> _The exercise_:
Your answer should be a single number: the count of lines holding the word "data".
===
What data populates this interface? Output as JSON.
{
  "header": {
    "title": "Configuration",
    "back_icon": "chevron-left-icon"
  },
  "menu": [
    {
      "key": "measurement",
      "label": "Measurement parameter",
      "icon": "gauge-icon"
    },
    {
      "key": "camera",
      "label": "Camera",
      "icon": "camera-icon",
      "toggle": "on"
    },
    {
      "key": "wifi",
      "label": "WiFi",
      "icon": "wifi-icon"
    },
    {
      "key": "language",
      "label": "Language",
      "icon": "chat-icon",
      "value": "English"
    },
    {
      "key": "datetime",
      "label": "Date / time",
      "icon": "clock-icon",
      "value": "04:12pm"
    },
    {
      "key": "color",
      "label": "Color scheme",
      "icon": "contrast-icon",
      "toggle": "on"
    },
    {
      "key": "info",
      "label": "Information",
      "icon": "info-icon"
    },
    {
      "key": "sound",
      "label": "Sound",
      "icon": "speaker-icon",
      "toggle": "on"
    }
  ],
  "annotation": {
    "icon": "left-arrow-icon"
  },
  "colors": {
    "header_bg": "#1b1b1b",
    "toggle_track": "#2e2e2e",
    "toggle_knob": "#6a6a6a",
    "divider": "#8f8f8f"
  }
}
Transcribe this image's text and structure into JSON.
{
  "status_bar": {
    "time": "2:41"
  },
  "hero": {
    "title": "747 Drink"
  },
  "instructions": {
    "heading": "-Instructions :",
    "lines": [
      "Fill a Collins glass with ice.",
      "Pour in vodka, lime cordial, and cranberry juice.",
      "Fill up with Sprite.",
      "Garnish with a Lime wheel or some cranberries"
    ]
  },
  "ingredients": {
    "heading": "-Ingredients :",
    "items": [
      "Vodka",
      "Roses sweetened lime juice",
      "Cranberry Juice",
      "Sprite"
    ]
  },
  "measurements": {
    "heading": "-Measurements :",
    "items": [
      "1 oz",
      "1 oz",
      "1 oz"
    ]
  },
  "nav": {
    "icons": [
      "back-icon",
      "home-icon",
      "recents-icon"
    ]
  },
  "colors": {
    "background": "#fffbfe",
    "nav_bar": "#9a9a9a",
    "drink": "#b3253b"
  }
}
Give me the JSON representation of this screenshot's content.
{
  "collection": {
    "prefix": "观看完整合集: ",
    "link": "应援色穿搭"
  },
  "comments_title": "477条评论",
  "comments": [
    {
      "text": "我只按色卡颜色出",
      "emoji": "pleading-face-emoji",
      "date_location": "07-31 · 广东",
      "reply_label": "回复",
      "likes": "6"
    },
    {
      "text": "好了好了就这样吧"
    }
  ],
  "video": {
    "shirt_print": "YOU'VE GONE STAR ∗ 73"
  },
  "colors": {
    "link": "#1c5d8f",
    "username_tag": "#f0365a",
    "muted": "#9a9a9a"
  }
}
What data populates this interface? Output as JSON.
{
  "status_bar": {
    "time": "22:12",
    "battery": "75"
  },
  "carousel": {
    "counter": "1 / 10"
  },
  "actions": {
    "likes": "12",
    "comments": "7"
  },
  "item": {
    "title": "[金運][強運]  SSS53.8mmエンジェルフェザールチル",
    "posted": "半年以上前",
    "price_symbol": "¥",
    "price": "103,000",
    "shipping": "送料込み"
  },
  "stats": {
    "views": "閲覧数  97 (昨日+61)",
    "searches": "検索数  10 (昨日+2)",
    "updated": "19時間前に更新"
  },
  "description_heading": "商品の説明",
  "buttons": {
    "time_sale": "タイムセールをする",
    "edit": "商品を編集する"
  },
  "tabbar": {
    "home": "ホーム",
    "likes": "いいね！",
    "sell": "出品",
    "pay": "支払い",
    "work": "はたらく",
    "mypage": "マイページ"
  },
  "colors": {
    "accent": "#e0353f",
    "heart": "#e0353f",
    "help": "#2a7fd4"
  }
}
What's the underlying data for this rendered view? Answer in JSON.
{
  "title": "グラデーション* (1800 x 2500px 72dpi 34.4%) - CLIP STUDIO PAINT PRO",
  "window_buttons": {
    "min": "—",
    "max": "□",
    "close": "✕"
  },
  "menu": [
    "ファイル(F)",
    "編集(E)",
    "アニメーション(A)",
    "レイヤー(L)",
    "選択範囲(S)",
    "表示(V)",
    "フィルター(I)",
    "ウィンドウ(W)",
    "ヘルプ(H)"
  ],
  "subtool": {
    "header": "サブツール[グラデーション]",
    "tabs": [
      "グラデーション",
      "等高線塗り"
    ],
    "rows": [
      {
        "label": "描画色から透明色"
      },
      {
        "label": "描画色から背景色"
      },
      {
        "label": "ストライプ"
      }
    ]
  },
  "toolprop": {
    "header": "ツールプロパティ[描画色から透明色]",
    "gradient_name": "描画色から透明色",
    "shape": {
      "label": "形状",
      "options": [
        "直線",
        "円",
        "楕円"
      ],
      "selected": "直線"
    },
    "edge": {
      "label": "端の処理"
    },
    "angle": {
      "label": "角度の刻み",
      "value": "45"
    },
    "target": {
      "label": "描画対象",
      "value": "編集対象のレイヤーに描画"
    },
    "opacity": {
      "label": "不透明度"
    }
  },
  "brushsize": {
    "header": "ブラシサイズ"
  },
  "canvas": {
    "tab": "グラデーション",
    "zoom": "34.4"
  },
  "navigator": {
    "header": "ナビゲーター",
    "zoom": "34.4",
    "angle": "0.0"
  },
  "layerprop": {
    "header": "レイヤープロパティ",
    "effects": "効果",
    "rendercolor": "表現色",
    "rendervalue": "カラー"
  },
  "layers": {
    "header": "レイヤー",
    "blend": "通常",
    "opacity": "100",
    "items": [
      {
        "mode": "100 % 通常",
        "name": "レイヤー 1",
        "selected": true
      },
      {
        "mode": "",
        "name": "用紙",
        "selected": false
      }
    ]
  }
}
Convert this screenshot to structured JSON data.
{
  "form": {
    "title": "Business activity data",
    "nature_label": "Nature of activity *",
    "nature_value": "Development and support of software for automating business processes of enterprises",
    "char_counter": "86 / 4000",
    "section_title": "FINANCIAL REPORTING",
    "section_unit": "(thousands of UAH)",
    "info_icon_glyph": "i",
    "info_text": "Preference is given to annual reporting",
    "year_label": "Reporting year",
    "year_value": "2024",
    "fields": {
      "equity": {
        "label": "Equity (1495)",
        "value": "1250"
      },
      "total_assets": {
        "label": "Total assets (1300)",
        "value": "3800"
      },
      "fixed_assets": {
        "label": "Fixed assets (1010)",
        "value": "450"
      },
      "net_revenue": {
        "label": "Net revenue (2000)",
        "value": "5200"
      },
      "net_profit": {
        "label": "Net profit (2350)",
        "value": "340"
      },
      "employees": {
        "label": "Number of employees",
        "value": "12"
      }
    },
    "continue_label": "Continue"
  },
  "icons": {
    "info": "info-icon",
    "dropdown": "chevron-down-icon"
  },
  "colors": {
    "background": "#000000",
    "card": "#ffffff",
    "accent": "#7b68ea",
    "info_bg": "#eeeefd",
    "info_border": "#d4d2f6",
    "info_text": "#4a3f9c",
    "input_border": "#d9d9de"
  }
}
===
> _Correct result_:
5